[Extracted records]
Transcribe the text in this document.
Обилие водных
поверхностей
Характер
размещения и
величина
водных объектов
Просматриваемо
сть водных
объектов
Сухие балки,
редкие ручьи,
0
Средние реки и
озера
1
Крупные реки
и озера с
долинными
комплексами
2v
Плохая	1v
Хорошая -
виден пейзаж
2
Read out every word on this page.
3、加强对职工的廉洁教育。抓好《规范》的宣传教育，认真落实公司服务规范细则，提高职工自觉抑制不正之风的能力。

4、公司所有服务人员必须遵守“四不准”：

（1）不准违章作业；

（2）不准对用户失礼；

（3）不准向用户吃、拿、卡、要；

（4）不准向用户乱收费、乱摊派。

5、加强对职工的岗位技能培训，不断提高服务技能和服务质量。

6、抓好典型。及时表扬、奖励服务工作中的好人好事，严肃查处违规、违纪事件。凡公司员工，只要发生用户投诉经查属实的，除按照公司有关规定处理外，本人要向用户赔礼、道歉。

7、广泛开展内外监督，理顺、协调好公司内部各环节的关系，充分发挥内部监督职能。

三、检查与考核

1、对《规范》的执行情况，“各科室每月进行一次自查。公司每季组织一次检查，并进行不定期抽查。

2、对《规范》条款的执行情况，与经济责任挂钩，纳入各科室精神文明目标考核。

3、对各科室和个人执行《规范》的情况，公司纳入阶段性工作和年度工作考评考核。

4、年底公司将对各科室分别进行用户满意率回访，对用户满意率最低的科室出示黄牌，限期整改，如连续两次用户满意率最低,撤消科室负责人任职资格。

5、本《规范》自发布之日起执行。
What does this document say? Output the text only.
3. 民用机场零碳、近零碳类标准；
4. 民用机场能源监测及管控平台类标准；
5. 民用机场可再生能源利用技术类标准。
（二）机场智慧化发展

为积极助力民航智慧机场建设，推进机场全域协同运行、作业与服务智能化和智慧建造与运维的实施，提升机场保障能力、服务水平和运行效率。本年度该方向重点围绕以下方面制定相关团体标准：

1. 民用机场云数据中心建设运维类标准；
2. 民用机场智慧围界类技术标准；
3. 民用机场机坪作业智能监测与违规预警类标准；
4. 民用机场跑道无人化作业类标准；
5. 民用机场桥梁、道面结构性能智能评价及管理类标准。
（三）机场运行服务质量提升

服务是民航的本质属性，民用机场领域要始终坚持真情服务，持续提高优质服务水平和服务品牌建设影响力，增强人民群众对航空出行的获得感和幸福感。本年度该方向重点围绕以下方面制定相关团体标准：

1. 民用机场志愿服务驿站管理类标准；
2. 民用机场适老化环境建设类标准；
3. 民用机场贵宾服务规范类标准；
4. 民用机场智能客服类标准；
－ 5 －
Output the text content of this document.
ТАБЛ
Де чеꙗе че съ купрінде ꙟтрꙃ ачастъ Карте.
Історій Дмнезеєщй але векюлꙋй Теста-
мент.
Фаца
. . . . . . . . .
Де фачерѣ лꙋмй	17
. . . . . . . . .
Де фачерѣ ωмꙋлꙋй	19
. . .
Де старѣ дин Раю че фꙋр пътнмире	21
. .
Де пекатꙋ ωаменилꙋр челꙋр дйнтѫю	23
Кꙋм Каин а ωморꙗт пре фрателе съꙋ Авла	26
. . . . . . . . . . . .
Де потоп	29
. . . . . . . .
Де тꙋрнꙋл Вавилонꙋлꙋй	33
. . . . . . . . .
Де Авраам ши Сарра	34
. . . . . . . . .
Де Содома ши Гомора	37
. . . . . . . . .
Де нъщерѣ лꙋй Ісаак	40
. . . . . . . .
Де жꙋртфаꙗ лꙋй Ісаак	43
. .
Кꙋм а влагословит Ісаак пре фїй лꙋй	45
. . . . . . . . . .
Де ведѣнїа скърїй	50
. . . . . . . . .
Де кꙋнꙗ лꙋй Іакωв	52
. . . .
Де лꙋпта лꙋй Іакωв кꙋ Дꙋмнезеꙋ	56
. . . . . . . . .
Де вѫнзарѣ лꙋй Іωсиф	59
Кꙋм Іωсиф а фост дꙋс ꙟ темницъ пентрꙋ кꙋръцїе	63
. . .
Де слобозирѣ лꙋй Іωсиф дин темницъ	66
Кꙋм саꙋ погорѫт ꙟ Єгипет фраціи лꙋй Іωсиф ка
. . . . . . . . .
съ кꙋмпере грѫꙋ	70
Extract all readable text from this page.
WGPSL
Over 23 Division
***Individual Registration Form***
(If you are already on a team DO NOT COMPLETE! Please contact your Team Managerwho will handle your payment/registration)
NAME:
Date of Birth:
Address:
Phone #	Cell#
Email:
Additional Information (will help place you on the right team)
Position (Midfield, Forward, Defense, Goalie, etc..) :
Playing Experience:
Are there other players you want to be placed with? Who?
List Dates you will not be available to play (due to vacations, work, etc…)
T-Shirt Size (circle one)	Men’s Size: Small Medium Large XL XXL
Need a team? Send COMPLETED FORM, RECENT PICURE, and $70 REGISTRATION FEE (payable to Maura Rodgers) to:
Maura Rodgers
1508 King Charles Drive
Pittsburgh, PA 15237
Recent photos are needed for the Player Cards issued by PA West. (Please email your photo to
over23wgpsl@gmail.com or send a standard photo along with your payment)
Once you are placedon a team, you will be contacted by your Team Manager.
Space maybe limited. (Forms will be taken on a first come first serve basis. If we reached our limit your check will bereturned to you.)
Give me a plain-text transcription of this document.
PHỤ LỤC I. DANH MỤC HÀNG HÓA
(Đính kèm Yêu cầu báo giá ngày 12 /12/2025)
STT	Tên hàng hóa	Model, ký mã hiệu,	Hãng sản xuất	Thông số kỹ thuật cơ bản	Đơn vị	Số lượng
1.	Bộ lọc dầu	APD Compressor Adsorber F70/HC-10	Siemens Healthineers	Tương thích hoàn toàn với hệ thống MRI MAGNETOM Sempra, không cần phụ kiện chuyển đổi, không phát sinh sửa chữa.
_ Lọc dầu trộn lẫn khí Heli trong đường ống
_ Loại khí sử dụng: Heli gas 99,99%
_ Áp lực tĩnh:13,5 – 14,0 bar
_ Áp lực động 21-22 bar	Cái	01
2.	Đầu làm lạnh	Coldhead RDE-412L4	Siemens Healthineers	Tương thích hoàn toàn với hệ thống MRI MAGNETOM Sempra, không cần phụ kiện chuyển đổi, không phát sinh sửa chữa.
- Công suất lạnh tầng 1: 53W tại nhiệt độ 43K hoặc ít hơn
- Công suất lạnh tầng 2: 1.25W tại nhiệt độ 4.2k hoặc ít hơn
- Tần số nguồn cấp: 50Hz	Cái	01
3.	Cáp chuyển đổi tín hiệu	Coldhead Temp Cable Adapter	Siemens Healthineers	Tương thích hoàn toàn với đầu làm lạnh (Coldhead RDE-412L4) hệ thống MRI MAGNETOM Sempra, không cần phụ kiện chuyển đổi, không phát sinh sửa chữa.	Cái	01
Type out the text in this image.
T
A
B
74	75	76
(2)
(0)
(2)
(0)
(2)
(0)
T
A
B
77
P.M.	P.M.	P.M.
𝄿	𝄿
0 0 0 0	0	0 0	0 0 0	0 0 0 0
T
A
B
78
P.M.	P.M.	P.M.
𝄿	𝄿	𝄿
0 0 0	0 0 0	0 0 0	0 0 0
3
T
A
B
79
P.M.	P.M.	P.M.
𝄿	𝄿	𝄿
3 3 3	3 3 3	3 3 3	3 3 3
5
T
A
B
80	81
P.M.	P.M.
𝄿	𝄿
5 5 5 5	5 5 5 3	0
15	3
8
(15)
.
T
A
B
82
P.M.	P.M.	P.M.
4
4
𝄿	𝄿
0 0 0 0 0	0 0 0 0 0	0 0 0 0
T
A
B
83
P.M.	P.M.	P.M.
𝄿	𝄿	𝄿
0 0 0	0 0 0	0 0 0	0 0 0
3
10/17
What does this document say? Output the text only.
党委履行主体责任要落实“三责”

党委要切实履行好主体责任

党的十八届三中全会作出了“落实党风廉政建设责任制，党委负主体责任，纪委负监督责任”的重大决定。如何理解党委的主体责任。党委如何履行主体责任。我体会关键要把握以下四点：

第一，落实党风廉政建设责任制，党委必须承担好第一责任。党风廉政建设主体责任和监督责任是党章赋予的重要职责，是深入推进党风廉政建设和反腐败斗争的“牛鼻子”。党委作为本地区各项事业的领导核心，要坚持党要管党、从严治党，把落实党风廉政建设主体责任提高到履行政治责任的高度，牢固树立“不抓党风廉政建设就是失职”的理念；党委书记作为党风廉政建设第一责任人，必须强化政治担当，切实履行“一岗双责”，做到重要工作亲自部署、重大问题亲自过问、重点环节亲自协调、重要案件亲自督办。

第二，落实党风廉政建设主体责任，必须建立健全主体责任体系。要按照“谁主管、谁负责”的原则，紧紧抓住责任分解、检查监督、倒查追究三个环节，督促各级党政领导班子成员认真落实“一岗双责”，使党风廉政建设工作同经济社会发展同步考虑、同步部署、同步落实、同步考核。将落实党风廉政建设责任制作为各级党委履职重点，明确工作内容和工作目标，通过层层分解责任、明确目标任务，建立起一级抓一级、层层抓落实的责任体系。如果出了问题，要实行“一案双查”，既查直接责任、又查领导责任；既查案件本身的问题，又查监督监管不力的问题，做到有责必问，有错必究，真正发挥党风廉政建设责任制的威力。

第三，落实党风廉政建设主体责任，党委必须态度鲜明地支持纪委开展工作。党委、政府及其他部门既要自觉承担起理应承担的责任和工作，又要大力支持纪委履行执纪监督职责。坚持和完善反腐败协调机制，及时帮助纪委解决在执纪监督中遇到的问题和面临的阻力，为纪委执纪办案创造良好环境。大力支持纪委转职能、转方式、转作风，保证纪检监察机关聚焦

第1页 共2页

**Given problem:** Which lines above hold the word "hoặc"? Copy each of them.

**Answer to this task:**
- Công suất lạnh tầng 1: 53W tại nhiệt độ 43K hoặc ít hơn
- Công suất lạnh tầng 2: 1.25W tại nhiệt độ 4.2k hoặc ít hơn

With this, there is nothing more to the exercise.